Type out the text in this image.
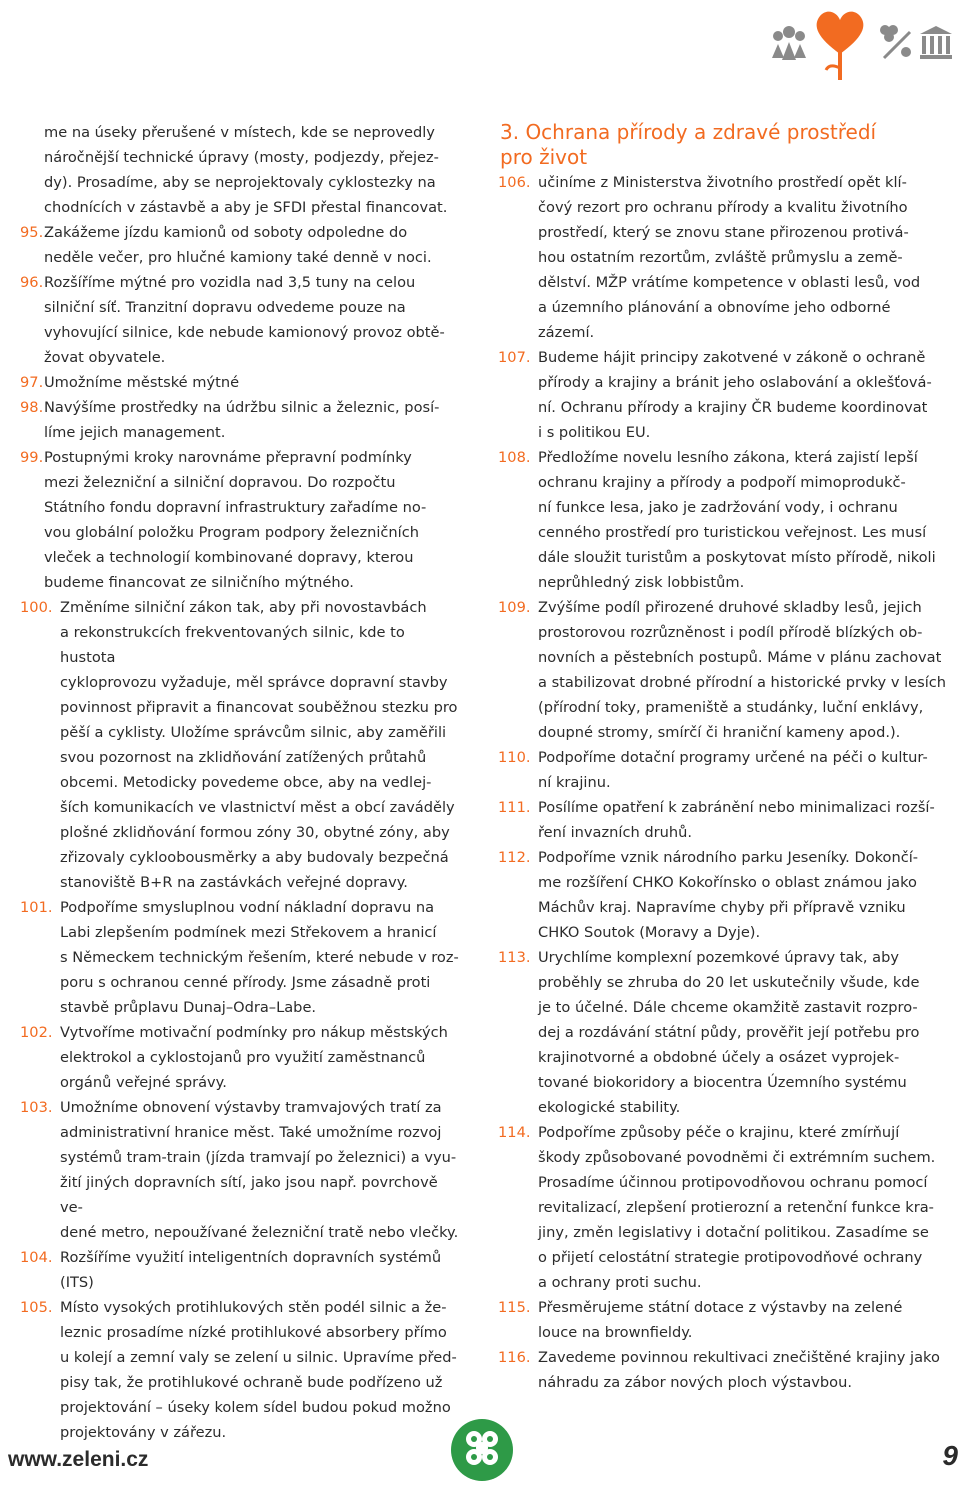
me na úseky přerušené v místech, kde se neprovedly
náročnější technické úpravy (mosty, podjezdy, přejez-
dy). Prosadíme, aby se neprojektovaly cyklostezky na
chodnících v zástavbě a aby je SFDI přestal financovat.

95. Zakážeme jízdu kamionů od soboty odpoledne do
neděle večer, pro hlučné kamiony také denně v noci.

96. Rozšíříme mýtné pro vozidla nad 3,5 tuny na celou
silniční síť. Tranzitní dopravu odvedeme pouze na
vyhovující silnice, kde nebude kamionový provoz obtě-
žovat obyvatele.

97. Umožníme městské mýtné

98. Navýšíme prostředky na údržbu silnic a železnic, posí-
líme jejich management.

99. Postupnými kroky narovnáme přepravní podmínky
mezi železniční a silniční dopravou. Do rozpočtu
Státního fondu dopravní infrastruktury zařadíme no-
vou globální položku Program podpory železničních
vleček a technologií kombinované dopravy, kterou
budeme financovat ze silničního mýtného.

100. Změníme silniční zákon tak, aby při novostavbách
a rekonstrukcích frekventovaných silnic, kde to hustota
cykloprovozu vyžaduje, měl správce dopravní stavby
povinnost připravit a financovat souběžnou stezku pro
pěší a cyklisty. Uložíme správcům silnic, aby zaměřili
svou pozornost na zklidňování zatížených průtahů
obcemi. Metodicky povedeme obce, aby na vedlej-
ších komunikacích ve vlastnictví měst a obcí zaváděly
plošné zklidňování formou zóny 30, obytné zóny, aby
zřizovaly cykloobousměrky a aby budovaly bezpečná
stanoviště B+R na zastávkách veřejné dopravy.

101. Podpoříme smysluplnou vodní nákladní dopravu na
Labi zlepšením podmínek mezi Střekovem a hranicí
s Německem technickým řešením, které nebude v roz-
poru s ochranou cenné přírody. Jsme zásadně proti
stavbě průplavu Dunaj–Odra–Labe.

102. Vytvoříme motivační podmínky pro nákup městských
elektrokol a cyklostojanů pro využití zaměstnanců
orgánů veřejné správy.

103. Umožníme obnovení výstavby tramvajových tratí za
administrativní hranice měst. Také umožníme rozvoj
systémů tram-train (jízda tramvají po železnici) a vyu-
žití jiných dopravních sítí, jako jsou např. povrchově ve-
dené metro, nepoužívané železniční tratě nebo vlečky.

104. Rozšíříme využití inteligentních dopravních systémů
(ITS)

105. Místo vysokých protihlukových stěn podél silnic a že-
leznic prosadíme nízké protihlukové absorbery přímo
u kolejí a zemní valy se zelení u silnic. Upravíme před-
pisy tak, že protihlukové ochraně bude podřízeno už
projektování – úseky kolem sídel budou pokud možno
projektovány v zářezu.

3. Ochrana přírody a zdravé prostředí
pro život

106. učiníme z Ministerstva životního prostředí opět klí-
čový rezort pro ochranu přírody a kvalitu životního
prostředí, který se znovu stane přirozenou protivá-
hou ostatním rezortům, zvláště průmyslu a země-
dělství. MŽP vrátíme kompetence v oblasti lesů, vod
a územního plánování a obnovíme jeho odborné
zázemí.

107. Budeme hájit principy zakotvené v zákoně o ochraně
přírody a krajiny a bránit jeho oslabování a oklešťová-
ní. Ochranu přírody a krajiny ČR budeme koordinovat
i s politikou EU.

108. Předložíme novelu lesního zákona, která zajistí lepší
ochranu krajiny a přírody a podpoří mimoprodukč-
ní funkce lesa, jako je zadržování vody, i ochranu
cenného prostředí pro turistickou veřejnost. Les musí
dále sloužit turistům a poskytovat místo přírodě, nikoli
neprůhledný zisk lobbistům.

109. Zvýšíme podíl přirozené druhové skladby lesů, jejich
prostorovou rozrůzněnost i podíl přírodě blízkých ob-
novních a pěstebních postupů. Máme v plánu zachovat
a stabilizovat drobné přírodní a historické prvky v lesích
(přírodní toky, prameniště a studánky, luční enklávy,
doupné stromy, smírčí či hraniční kameny apod.).

110. Podpoříme dotační programy určené na péči o kultur-
ní krajinu.

111. Posílíme opatření k zabránění nebo minimalizaci rozší-
ření invazních druhů.

112. Podpoříme vznik národního parku Jeseníky. Dokončí-
me rozšíření CHKO Kokořínsko o oblast známou jako
Máchův kraj. Napravíme chyby při přípravě vzniku
CHKO Soutok (Moravy a Dyje).

113. Urychlíme komplexní pozemkové úpravy tak, aby
proběhly se zhruba do 20 let uskutečnily všude, kde
je to účelné. Dále chceme okamžitě zastavit rozpro-
dej a rozdávání státní půdy, prověřit její potřebu pro
krajinotvorné a obdobné účely a osázet vyprojek-
tované biokoridory a biocentra Územního systému
ekologické stability.

114. Podpoříme způsoby péče o krajinu, které zmírňují
škody způsobované povodněmi či extrémním suchem.
Prosadíme účinnou protipovodňovou ochranu pomocí
revitalizací, zlepšení protierozní a retenční funkce kra-
jiny, změn legislativy i dotační politikou. Zasadíme se
o přijetí celostátní strategie protipovodňové ochrany
a ochrany proti suchu.

115. Přesměrujeme státní dotace z výstavby na zelené
louce na brownfieldy.

116. Zavedeme povinnou rekultivaci znečištěné krajiny jako
náhradu za zábor nových ploch výstavbou.

www.zeleni.cz	9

EXERCISE AIM →
Return solely the number of lines in the data that include the word "využití".

RESPONSE →
2